## WHAT YOU ARE ASKED TO DO
Reproduce this listing in full.

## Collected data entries
----------------
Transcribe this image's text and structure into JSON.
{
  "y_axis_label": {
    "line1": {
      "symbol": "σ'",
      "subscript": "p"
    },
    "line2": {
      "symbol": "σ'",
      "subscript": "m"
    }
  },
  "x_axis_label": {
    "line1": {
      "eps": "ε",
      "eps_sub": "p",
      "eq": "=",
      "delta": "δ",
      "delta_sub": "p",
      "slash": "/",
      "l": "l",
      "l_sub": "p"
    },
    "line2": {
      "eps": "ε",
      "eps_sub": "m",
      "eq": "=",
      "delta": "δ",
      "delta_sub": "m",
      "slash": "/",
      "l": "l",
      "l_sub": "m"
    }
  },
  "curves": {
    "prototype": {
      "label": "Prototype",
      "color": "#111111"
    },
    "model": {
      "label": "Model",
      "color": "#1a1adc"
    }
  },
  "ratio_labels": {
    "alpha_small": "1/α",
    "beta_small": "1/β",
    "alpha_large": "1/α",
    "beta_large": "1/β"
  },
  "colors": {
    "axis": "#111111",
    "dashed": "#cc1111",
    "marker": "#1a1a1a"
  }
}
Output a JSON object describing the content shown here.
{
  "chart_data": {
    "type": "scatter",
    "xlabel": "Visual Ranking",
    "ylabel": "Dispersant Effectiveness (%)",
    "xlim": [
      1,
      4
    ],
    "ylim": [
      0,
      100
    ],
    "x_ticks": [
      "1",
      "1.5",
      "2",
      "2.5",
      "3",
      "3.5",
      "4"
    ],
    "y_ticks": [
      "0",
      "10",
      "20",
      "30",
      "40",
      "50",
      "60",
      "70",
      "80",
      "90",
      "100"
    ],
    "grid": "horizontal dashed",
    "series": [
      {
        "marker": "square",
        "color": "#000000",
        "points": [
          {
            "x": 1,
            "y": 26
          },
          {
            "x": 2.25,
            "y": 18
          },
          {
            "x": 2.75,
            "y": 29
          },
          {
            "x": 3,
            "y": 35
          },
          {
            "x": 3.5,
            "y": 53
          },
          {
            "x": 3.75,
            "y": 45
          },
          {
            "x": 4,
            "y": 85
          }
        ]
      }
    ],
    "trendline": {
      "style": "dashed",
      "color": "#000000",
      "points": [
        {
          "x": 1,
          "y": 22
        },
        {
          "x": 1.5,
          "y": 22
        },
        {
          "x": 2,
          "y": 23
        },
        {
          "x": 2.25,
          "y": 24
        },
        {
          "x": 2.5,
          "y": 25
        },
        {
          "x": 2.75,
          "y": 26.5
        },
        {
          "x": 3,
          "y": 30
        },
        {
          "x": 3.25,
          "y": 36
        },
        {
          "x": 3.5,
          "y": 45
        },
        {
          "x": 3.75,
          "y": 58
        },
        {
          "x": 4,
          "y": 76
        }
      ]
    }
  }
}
----------------
## RESULT OF THE TASK
Transcribe this image's text and structure into JSON.
{
  "y_axis_label": {
    "line1": {
      "symbol": "σ'",
      "subscript": "p"
    },
    "line2": {
      "symbol": "σ'",
      "subscript": "m"
    }
  },
  "x_axis_label": {
    "line1": {
      "eps": "ε",
      "eps_sub": "p",
      "eq": "=",
      "delta": "δ",
      "delta_sub": "p",
      "slash": "/",
      "l": "l",
      "l_sub": "p"
    },
    "line2": {
      "eps": "ε",
      "eps_sub": "m",
      "eq": "=",
      "delta": "δ",
      "delta_sub": "m",
      "slash": "/",
      "l": "l",
      "l_sub": "m"
    }
  },
  "curves": {
    "prototype": {
      "label": "Prototype",
      "color": "#111111"
    },
    "model": {
      "label": "Model",
      "color": "#1a1adc"
    }
  },
  "ratio_labels": {
    "alpha_small": "1/α",
    "beta_small": "1/β",
    "alpha_large": "1/α",
    "beta_large": "1/β"
  },
  "colors": {
    "axis": "#111111",
    "dashed": "#cc1111",
    "marker": "#1a1a1a"
  }
}
Output a JSON object describing the content shown here.
{
  "chart_data": {
    "type": "scatter",
    "xlabel": "Visual Ranking",
    "ylabel": "Dispersant Effectiveness (%)",
    "xlim": [
      1,
      4
    ],
    "ylim": [
      0,
      100
    ],
    "x_ticks": [
      "1",
      "1.5",
      "2",
      "2.5",
      "3",
      "3.5",
      "4"
    ],
    "y_ticks": [
      "0",
      "10",
      "20",
      "30",
      "40",
      "50",
      "60",
      "70",
      "80",
      "90",
      "100"
    ],
    "grid": "horizontal dashed",
    "series": [
      {
        "marker": "square",
        "color": "#000000",
        "points": [
          {
            "x": 1,
            "y": 26
          },
          {
            "x": 2.25,
            "y": 18
          },
          {
            "x": 2.75,
            "y": 29
          },
          {
            "x": 3,
            "y": 35
          },
          {
            "x": 3.5,
            "y": 53
          },
          {
            "x": 3.75,
            "y": 45
          },
          {
            "x": 4,
            "y": 85
          }
        ]
      }
    ],
    "trendline": {
      "style": "dashed",
      "color": "#000000",
      "points": [
        {
          "x": 1,
          "y": 22
        },
        {
          "x": 1.5,
          "y": 22
        },
        {
          "x": 2,
          "y": 23
        },
        {
          "x": 2.25,
          "y": 24
        },
        {
          "x": 2.5,
          "y": 25
        },
        {
          "x": 2.75,
          "y": 26.5
        },
        {
          "x": 3,
          "y": 30
        },
        {
          "x": 3.25,
          "y": 36
        },
        {
          "x": 3.5,
          "y": 45
        },
        {
          "x": 3.75,
          "y": 58
        },
        {
          "x": 4,
          "y": 76
        }
      ]
    }
  }
}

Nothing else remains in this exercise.